EXERCISE DETAILS >> Every line holding the string "JSON" should be gathered.

PROVIDED ENTRIES >>
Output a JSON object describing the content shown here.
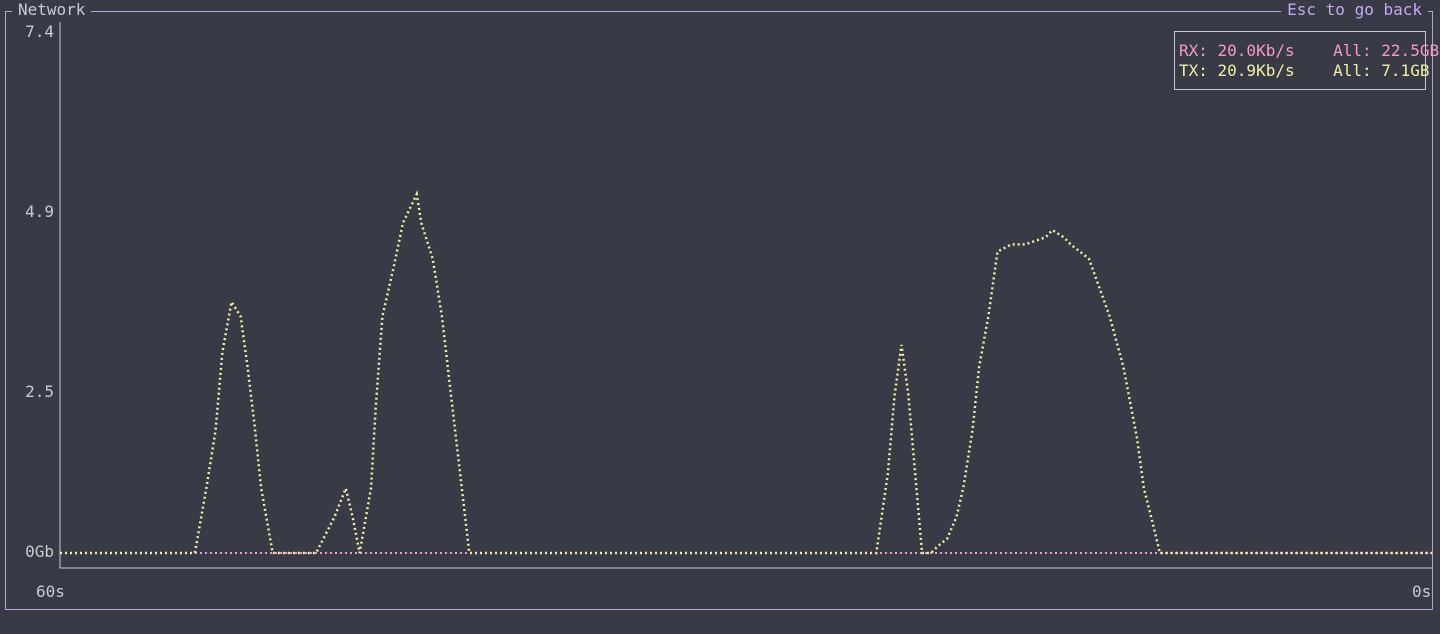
{
  "window": {
    "title": "Network",
    "back_hint": "Esc to go back"
  },
  "legend": {
    "rx_rate": "RX: 20.0Kb/s",
    "rx_total": "All: 22.5GB",
    "tx_rate": "TX: 20.9Kb/s",
    "tx_total": "All: 7.1GB"
  },
  "colors": {
    "background": "#383a45",
    "border": "#b7a3d8",
    "rx": "#f59ac8",
    "tx": "#f0f0a0",
    "axis": "#c9cbd4"
  },
  "chart_data": {
    "type": "line",
    "title": "",
    "y_tick_labels": [
      "7.4",
      "4.9",
      "2.5",
      "0Gb"
    ],
    "x_tick_labels": [
      "60s",
      "0s"
    ],
    "ylim": [
      0,
      7.4
    ],
    "xlim": [
      60,
      0
    ],
    "series": [
      {
        "name": "RX",
        "x": [
          60,
          0
        ],
        "values": [
          0,
          0
        ]
      },
      {
        "name": "TX",
        "x": [
          60,
          54.1,
          53.6,
          53.2,
          52.9,
          52.5,
          52.1,
          51.8,
          51.5,
          51.2,
          50.7,
          48.8,
          48.0,
          47.5,
          47.2,
          46.9,
          46.4,
          46.2,
          45.9,
          45.4,
          45.0,
          44.4,
          44.2,
          43.7,
          43.3,
          42.9,
          42.5,
          42.1,
          41.3,
          40.8,
          38.0,
          24.3,
          23.8,
          23.5,
          23.2,
          22.9,
          22.6,
          22.3,
          21.9,
          21.6,
          21.2,
          20.8,
          20.5,
          20.1,
          19.8,
          19.4,
          19.0,
          18.4,
          17.8,
          16.9,
          16.6,
          16.1,
          15.8,
          15.4,
          15.0,
          14.1,
          13.5,
          12.9,
          12.6,
          12.2,
          11.9,
          11.5,
          11.1,
          10.8,
          10.2,
          9.3,
          0
        ]
      }
    ],
    "tx_values": [
      0,
      0,
      0.9,
      1.7,
      2.8,
      3.5,
      3.3,
      2.6,
      1.8,
      0.9,
      0,
      0,
      0.5,
      0.9,
      0.5,
      0,
      0.9,
      2.0,
      3.3,
      4.0,
      4.6,
      5.0,
      4.6,
      4.1,
      3.3,
      2.2,
      1.1,
      0,
      0,
      0,
      0,
      0,
      1.1,
      2.2,
      2.9,
      2.2,
      1.1,
      0,
      0,
      0.1,
      0.2,
      0.5,
      0.9,
      1.7,
      2.6,
      3.3,
      4.2,
      4.3,
      4.3,
      4.4,
      4.5,
      4.4,
      4.3,
      4.2,
      4.1,
      3.3,
      2.6,
      1.6,
      0.9,
      0.4,
      0,
      0,
      0,
      0,
      0,
      0,
      0
    ],
    "grid": false,
    "legend_position": "top-right"
  }
}
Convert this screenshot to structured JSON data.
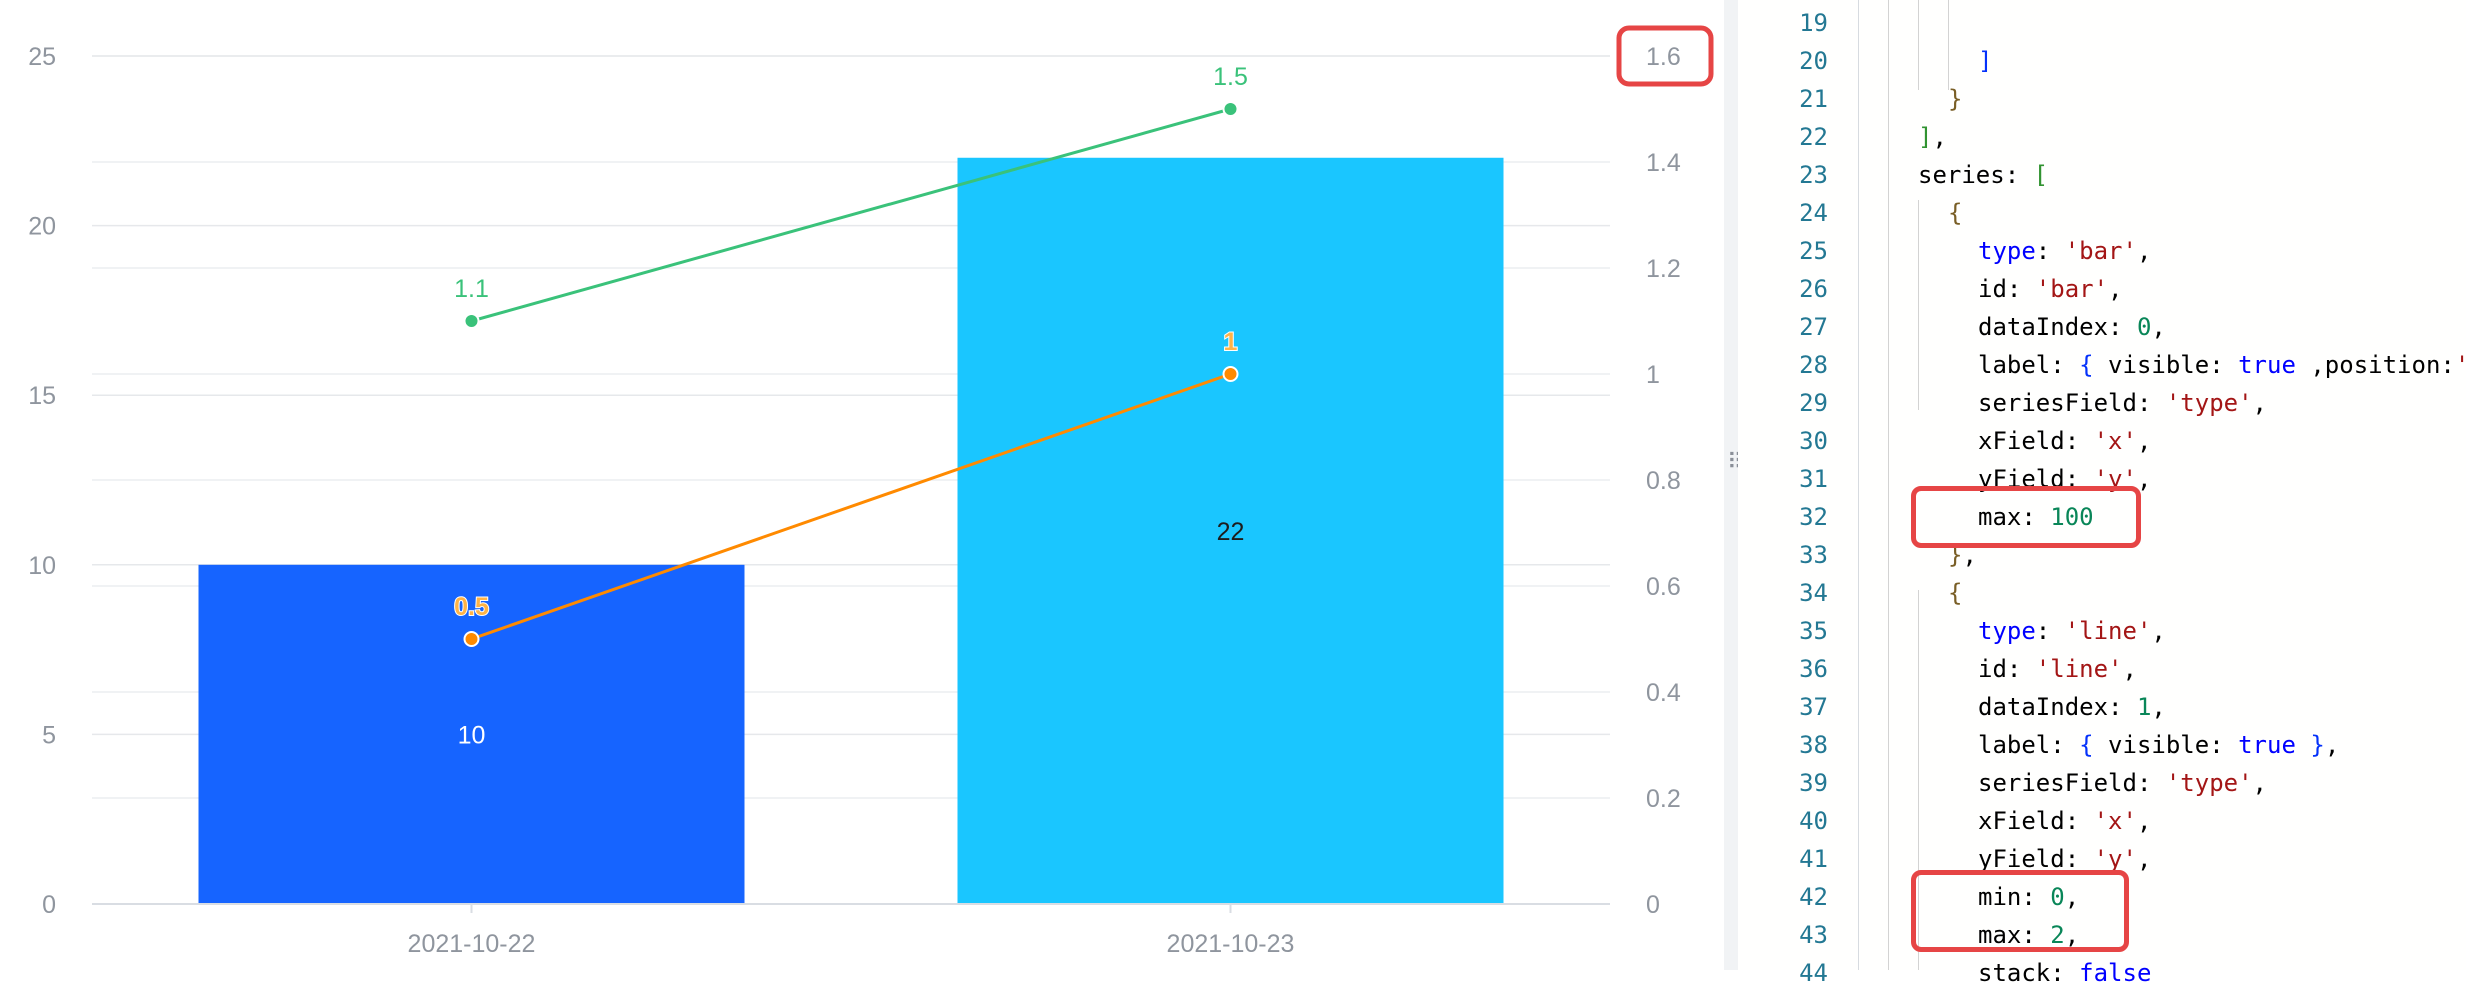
{
  "chart_data": {
    "type": "bar",
    "categories": [
      "2021-10-22",
      "2021-10-23"
    ],
    "bar_series": {
      "values": [
        10,
        22
      ],
      "colors": [
        "#1664ff",
        "#1ac6ff"
      ],
      "labels": [
        "10",
        "22"
      ]
    },
    "line_series": [
      {
        "values": [
          1.1,
          1.5
        ],
        "labels": [
          "1.1",
          "1.5"
        ],
        "color": "#3ac27a"
      },
      {
        "values": [
          0.5,
          1
        ],
        "labels": [
          "0.5",
          "1"
        ],
        "color": "#ff8a00"
      }
    ],
    "left_axis": {
      "ticks": [
        "0",
        "5",
        "10",
        "15",
        "20",
        "25"
      ],
      "values": [
        0,
        5,
        10,
        15,
        20,
        25
      ],
      "ylim": [
        0,
        25
      ]
    },
    "right_axis": {
      "ticks": [
        "0",
        "0.2",
        "0.4",
        "0.6",
        "0.8",
        "1",
        "1.2",
        "1.4",
        "1.6"
      ],
      "values": [
        0,
        0.2,
        0.4,
        0.6,
        0.8,
        1,
        1.2,
        1.4,
        1.6
      ],
      "ylim": [
        0,
        1.6
      ]
    },
    "grid": true
  },
  "editor": {
    "lines": [
      {
        "n": "19",
        "indent": 3,
        "tokens": []
      },
      {
        "n": "20",
        "indent": 3,
        "tokens": [
          [
            "br2",
            "]"
          ]
        ]
      },
      {
        "n": "21",
        "indent": 2,
        "tokens": [
          [
            "br",
            "}"
          ]
        ]
      },
      {
        "n": "22",
        "indent": 1,
        "tokens": [
          [
            "br3",
            "]"
          ],
          [
            "key",
            ","
          ]
        ]
      },
      {
        "n": "23",
        "indent": 1,
        "tokens": [
          [
            "key",
            "series: "
          ],
          [
            "br3",
            "["
          ]
        ]
      },
      {
        "n": "24",
        "indent": 2,
        "tokens": [
          [
            "br",
            "{"
          ]
        ]
      },
      {
        "n": "25",
        "indent": 3,
        "tokens": [
          [
            "kw",
            "type"
          ],
          [
            "key",
            ": "
          ],
          [
            "str",
            "'bar'"
          ],
          [
            "key",
            ","
          ]
        ]
      },
      {
        "n": "26",
        "indent": 3,
        "tokens": [
          [
            "key",
            "id: "
          ],
          [
            "str",
            "'bar'"
          ],
          [
            "key",
            ","
          ]
        ]
      },
      {
        "n": "27",
        "indent": 3,
        "tokens": [
          [
            "key",
            "dataIndex: "
          ],
          [
            "num",
            "0"
          ],
          [
            "key",
            ","
          ]
        ]
      },
      {
        "n": "28",
        "indent": 3,
        "tokens": [
          [
            "key",
            "label: "
          ],
          [
            "br2",
            "{"
          ],
          [
            "key",
            " visible: "
          ],
          [
            "kw",
            "true"
          ],
          [
            "key",
            " ,position:"
          ],
          [
            "str",
            "'"
          ]
        ]
      },
      {
        "n": "29",
        "indent": 3,
        "tokens": [
          [
            "key",
            "seriesField: "
          ],
          [
            "str",
            "'type'"
          ],
          [
            "key",
            ","
          ]
        ]
      },
      {
        "n": "30",
        "indent": 3,
        "tokens": [
          [
            "key",
            "xField: "
          ],
          [
            "str",
            "'x'"
          ],
          [
            "key",
            ","
          ]
        ]
      },
      {
        "n": "31",
        "indent": 3,
        "tokens": [
          [
            "key",
            "yField: "
          ],
          [
            "str",
            "'y'"
          ],
          [
            "key",
            ","
          ]
        ]
      },
      {
        "n": "32",
        "indent": 3,
        "tokens": [
          [
            "key",
            "max: "
          ],
          [
            "num",
            "100"
          ]
        ]
      },
      {
        "n": "33",
        "indent": 2,
        "tokens": [
          [
            "br",
            "}"
          ],
          [
            "key",
            ","
          ]
        ]
      },
      {
        "n": "34",
        "indent": 2,
        "tokens": [
          [
            "br",
            "{"
          ]
        ]
      },
      {
        "n": "35",
        "indent": 3,
        "tokens": [
          [
            "kw",
            "type"
          ],
          [
            "key",
            ": "
          ],
          [
            "str",
            "'line'"
          ],
          [
            "key",
            ","
          ]
        ]
      },
      {
        "n": "36",
        "indent": 3,
        "tokens": [
          [
            "key",
            "id: "
          ],
          [
            "str",
            "'line'"
          ],
          [
            "key",
            ","
          ]
        ]
      },
      {
        "n": "37",
        "indent": 3,
        "tokens": [
          [
            "key",
            "dataIndex: "
          ],
          [
            "num",
            "1"
          ],
          [
            "key",
            ","
          ]
        ]
      },
      {
        "n": "38",
        "indent": 3,
        "tokens": [
          [
            "key",
            "label: "
          ],
          [
            "br2",
            "{"
          ],
          [
            "key",
            " visible: "
          ],
          [
            "kw",
            "true"
          ],
          [
            "key",
            " "
          ],
          [
            "br2",
            "}"
          ],
          [
            "key",
            ","
          ]
        ]
      },
      {
        "n": "39",
        "indent": 3,
        "tokens": [
          [
            "key",
            "seriesField: "
          ],
          [
            "str",
            "'type'"
          ],
          [
            "key",
            ","
          ]
        ]
      },
      {
        "n": "40",
        "indent": 3,
        "tokens": [
          [
            "key",
            "xField: "
          ],
          [
            "str",
            "'x'"
          ],
          [
            "key",
            ","
          ]
        ]
      },
      {
        "n": "41",
        "indent": 3,
        "tokens": [
          [
            "key",
            "yField: "
          ],
          [
            "str",
            "'y'"
          ],
          [
            "key",
            ","
          ]
        ]
      },
      {
        "n": "42",
        "indent": 3,
        "tokens": [
          [
            "key",
            "min: "
          ],
          [
            "num",
            "0"
          ],
          [
            "key",
            ","
          ]
        ]
      },
      {
        "n": "43",
        "indent": 3,
        "tokens": [
          [
            "key",
            "max: "
          ],
          [
            "num",
            "2"
          ],
          [
            "key",
            ","
          ]
        ]
      },
      {
        "n": "44",
        "indent": 3,
        "tokens": [
          [
            "key",
            "stack: "
          ],
          [
            "kw",
            "false"
          ]
        ]
      }
    ]
  }
}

OUTPUT BELOW >>
Output a JSON object describing the content shown here.
Convert this screenshot to structured JSON data.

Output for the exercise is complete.